▸ What the task requires
Extract each line from the entries below that has the string "draft" in it.

═══ Provided data ═══

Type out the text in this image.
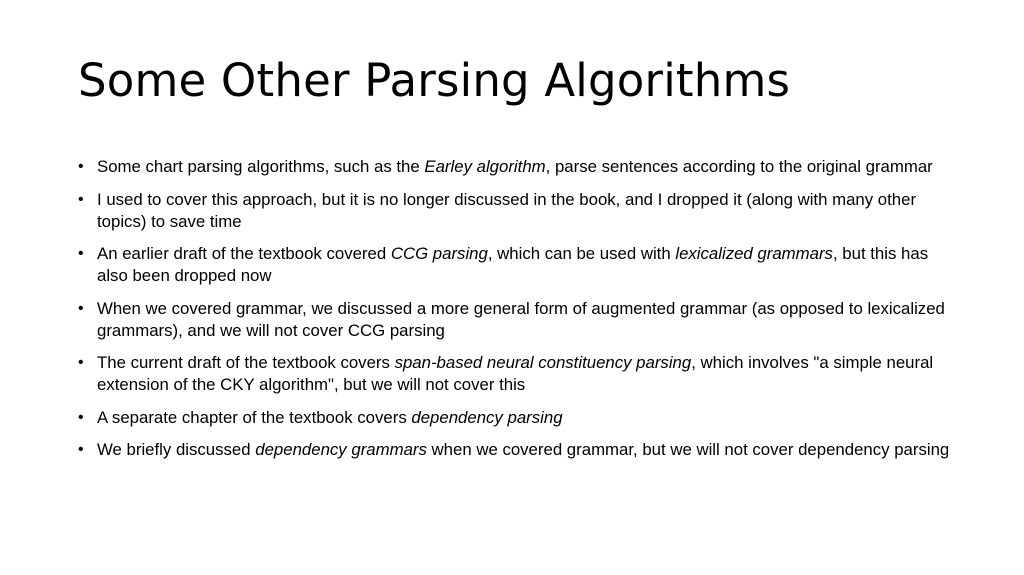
Some Other Parsing Algorithms
• Some chart parsing algorithms, such as the Earley algorithm, parse sentences according to the original grammar
• I used to cover this approach, but it is no longer discussed in the book, and I dropped it (along with many other topics) to save time
• An earlier draft of the textbook covered CCG parsing, which can be used with lexicalized grammars, but this has also been dropped now
• When we covered grammar, we discussed a more general form of augmented grammar (as opposed to lexicalized grammars), and we will not cover CCG parsing
• The current draft of the textbook covers span-based neural constituency parsing, which involves "a simple neural extension of the CKY algorithm", but we will not cover this
• A separate chapter of the textbook covers dependency parsing
• We briefly discussed dependency grammars when we covered grammar, but we will not cover dependency parsing
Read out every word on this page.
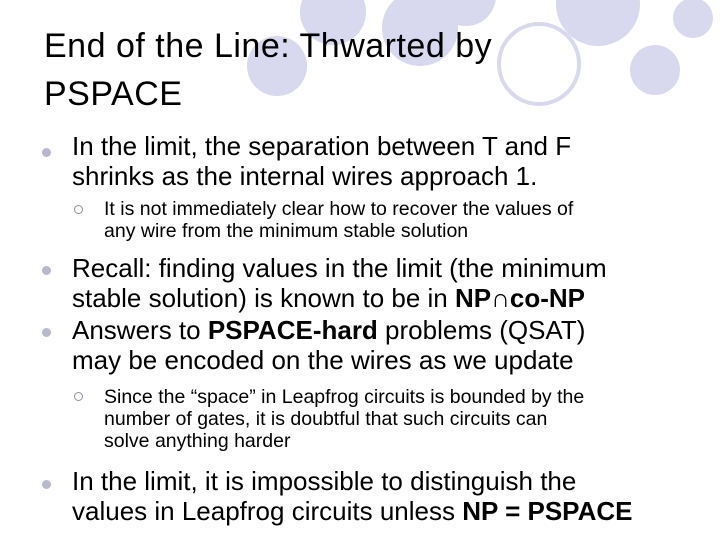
End of the Line: Thwarted by
PSPACE
In the limit, the separation between T and F
shrinks as the internal wires approach 1.
It is not immediately clear how to recover the values of
any wire from the minimum stable solution
Recall: finding values in the limit (the minimum
stable solution) is known to be in NP∩co-NP
Answers to PSPACE-hard problems (QSAT)
may be encoded on the wires as we update
Since the “space” in Leapfrog circuits is bounded by the
number of gates, it is doubtful that such circuits can
solve anything harder
In the limit, it is impossible to distinguish the
values in Leapfrog circuits unless NP = PSPACE
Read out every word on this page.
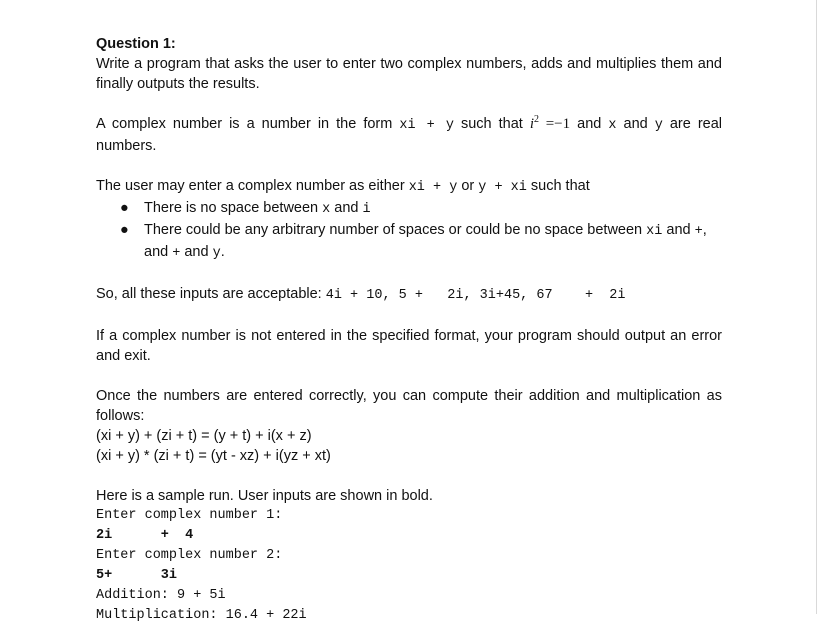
Question 1:

Write a program that asks the user to enter two complex numbers, adds and multiplies them and finally outputs the results.

A complex number is a number in the form xi + y such that $i^2 =-1$ and x and y are real numbers.

The user may enter a complex number as either xi + y or y + xi such that

● There is no space between x and i
● There could be any arbitrary number of spaces or could be no space between xi and +, and + and y.

So, all these inputs are acceptable: 4i + 10, 5 +   2i, 3i+45, 67    +  2i

If a complex number is not entered in the specified format, your program should output an error and exit.

Once the numbers are entered correctly, you can compute their addition and multiplication as follows:

(xi + y) + (zi + t) = (y + t) + i(x + z)

(xi + y) * (zi + t) = (yt - xz) + i(yz + xt)

Here is a sample run. User inputs are shown in bold.

Enter complex number 1:
2i      +  4
Enter complex number 2:
5+      3i
Addition: 9 + 5i
Multiplication: 16.4 + 22i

═══

▸ Finished exercise
• An earlier draft of the textbook covered CCG parsing, which can be used with lexicalized grammars, but this has also been dropped now
• The current draft of the textbook covers span-based neural constituency parsing, which involves "a simple neural extension of the CKY algorithm", but we will not cover this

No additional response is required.